PROVIDED DATA:
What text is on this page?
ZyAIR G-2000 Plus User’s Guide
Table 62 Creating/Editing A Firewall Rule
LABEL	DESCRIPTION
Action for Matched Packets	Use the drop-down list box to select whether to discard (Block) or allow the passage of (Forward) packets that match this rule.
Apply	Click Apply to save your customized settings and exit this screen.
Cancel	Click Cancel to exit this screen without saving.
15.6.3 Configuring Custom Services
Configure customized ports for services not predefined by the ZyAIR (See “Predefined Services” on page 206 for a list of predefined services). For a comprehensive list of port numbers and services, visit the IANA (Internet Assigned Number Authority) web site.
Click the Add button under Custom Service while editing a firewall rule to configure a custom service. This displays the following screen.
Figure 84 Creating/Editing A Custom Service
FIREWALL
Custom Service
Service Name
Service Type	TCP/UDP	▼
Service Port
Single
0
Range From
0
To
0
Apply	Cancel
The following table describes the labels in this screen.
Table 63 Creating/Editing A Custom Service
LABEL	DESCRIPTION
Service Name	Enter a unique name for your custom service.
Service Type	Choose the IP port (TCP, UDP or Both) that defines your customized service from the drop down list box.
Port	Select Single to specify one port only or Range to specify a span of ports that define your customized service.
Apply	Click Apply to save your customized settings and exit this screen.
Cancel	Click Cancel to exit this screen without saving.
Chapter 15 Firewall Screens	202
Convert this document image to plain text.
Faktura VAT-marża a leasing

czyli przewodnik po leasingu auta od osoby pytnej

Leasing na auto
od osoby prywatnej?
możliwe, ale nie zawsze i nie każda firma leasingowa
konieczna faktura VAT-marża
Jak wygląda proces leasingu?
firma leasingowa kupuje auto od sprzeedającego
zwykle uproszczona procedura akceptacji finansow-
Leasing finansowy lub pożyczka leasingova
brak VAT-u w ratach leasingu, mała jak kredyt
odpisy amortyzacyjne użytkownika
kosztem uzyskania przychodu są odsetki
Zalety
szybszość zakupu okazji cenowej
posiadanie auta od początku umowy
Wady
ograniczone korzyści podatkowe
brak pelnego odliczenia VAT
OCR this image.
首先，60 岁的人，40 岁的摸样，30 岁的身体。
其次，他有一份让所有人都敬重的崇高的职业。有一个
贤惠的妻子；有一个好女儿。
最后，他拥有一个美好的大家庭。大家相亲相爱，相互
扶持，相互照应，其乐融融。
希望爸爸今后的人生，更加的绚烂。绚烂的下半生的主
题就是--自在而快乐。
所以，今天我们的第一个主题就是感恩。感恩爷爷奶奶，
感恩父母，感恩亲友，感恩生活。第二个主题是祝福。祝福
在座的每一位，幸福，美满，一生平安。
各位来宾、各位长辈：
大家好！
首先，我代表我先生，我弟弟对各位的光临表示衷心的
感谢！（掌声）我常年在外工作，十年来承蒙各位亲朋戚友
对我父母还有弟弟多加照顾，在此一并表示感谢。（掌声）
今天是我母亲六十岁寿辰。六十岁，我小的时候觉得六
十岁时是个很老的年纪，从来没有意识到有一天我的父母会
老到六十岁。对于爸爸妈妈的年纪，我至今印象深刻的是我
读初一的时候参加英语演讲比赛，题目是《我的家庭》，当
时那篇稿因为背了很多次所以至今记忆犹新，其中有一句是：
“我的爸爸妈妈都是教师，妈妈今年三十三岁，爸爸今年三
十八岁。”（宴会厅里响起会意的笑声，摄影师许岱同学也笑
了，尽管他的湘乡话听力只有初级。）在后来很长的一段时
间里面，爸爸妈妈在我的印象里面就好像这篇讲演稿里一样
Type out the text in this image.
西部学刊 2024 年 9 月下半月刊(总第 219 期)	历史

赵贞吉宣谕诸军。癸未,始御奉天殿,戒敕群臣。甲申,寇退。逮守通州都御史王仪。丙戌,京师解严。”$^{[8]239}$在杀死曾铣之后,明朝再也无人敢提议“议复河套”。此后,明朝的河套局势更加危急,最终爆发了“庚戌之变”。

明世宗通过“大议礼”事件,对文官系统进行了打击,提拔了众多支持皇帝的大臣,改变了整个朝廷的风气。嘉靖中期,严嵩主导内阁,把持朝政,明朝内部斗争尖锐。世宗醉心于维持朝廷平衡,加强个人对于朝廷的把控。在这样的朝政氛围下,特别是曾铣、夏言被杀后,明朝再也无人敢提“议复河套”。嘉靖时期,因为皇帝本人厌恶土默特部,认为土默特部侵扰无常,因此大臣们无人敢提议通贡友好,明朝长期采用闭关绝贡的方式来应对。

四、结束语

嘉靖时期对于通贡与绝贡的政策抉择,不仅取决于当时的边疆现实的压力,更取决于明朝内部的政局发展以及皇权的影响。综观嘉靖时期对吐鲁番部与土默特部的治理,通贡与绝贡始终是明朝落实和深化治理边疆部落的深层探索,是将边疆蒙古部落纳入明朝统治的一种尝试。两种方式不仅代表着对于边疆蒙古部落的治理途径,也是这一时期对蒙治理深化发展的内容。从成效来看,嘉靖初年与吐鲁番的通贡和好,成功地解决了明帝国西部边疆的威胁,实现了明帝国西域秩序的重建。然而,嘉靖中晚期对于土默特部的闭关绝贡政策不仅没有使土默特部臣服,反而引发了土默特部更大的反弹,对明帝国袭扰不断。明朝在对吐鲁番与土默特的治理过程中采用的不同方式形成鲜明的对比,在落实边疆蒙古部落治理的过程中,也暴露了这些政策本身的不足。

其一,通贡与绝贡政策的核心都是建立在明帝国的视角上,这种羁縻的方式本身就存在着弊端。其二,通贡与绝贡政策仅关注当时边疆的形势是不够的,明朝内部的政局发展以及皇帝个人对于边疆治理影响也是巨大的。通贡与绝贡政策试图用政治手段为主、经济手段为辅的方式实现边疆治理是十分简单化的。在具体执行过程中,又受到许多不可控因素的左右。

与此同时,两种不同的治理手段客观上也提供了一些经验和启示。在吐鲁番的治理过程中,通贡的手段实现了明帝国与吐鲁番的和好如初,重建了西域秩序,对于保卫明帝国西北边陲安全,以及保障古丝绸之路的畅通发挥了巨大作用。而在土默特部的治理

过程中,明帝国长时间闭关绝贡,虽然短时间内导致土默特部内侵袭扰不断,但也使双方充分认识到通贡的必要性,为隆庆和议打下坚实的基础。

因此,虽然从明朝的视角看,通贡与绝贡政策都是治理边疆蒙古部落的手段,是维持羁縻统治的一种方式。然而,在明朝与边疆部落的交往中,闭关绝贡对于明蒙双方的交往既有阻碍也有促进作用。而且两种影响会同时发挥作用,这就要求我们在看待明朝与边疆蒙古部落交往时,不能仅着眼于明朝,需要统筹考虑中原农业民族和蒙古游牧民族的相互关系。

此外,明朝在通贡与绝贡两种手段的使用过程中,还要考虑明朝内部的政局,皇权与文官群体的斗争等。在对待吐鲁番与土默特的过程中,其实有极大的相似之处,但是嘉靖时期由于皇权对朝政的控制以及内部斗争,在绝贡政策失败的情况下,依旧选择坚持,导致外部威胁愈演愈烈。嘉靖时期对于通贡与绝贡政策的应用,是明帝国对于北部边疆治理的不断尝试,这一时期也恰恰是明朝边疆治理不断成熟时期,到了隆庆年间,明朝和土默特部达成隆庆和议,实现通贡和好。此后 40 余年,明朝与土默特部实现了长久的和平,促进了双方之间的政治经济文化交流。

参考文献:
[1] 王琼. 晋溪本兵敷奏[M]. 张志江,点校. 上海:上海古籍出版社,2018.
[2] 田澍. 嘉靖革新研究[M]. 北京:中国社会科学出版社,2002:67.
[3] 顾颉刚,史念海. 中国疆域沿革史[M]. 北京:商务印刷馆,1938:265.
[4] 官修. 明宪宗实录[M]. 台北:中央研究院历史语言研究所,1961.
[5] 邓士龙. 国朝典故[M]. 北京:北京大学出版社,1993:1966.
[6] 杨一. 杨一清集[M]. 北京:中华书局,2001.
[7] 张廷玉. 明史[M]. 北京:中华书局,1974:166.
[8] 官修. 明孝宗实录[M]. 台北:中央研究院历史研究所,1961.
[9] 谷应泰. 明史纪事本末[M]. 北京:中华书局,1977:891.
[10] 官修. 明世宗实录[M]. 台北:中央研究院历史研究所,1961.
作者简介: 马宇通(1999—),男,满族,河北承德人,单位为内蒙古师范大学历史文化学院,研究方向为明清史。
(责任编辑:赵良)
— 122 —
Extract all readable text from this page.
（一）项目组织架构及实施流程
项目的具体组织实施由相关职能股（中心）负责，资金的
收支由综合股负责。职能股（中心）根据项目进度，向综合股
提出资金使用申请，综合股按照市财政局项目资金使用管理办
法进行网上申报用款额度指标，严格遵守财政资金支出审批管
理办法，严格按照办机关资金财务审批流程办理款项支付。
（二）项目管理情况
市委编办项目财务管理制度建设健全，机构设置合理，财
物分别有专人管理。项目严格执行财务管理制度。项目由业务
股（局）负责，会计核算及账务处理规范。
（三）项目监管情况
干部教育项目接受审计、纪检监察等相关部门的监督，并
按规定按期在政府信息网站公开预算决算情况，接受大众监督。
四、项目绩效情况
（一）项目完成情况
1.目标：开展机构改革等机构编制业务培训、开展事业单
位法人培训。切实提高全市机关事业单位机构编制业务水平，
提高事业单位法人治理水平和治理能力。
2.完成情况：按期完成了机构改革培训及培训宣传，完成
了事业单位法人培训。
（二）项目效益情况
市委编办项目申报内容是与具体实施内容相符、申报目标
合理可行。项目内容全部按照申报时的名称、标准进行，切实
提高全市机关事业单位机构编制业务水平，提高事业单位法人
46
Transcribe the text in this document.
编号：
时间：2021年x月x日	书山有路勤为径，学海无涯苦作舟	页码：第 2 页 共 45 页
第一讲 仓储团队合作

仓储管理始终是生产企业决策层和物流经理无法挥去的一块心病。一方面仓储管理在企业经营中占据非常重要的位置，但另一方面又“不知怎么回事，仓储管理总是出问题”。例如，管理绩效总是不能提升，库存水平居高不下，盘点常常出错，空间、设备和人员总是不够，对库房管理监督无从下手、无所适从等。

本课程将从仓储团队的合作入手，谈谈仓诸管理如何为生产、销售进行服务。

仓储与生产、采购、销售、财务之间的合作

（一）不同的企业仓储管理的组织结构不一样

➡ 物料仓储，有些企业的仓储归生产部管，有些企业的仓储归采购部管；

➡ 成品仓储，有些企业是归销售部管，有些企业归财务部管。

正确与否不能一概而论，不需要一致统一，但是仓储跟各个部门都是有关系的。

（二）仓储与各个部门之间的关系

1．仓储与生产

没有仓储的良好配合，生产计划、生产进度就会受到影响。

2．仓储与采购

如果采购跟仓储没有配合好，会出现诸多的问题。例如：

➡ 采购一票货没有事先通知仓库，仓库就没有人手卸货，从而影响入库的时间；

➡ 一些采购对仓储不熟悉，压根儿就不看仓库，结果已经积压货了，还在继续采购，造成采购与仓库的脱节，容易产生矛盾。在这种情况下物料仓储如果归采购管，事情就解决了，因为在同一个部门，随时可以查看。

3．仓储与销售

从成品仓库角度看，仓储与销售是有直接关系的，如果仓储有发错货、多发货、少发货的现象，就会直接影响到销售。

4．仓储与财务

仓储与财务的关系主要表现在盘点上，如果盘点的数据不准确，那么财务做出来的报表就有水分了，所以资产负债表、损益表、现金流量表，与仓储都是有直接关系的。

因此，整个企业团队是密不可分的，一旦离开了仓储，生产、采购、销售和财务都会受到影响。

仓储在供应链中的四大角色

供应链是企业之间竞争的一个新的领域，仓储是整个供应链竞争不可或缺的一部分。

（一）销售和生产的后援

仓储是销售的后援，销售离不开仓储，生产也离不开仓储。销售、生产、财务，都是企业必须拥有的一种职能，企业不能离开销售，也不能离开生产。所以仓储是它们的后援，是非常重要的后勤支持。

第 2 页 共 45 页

AIM OF THE EXERCISE: Scan the data above; copy every line where "leasingu" appears.

ANSWER TO THIS PROBLEM:
czyli przewodnik po leasingu auta od osoby pytnej
Jak wygląda proces leasingu?
brak VAT-u w ratach leasingu, mała jak kredyt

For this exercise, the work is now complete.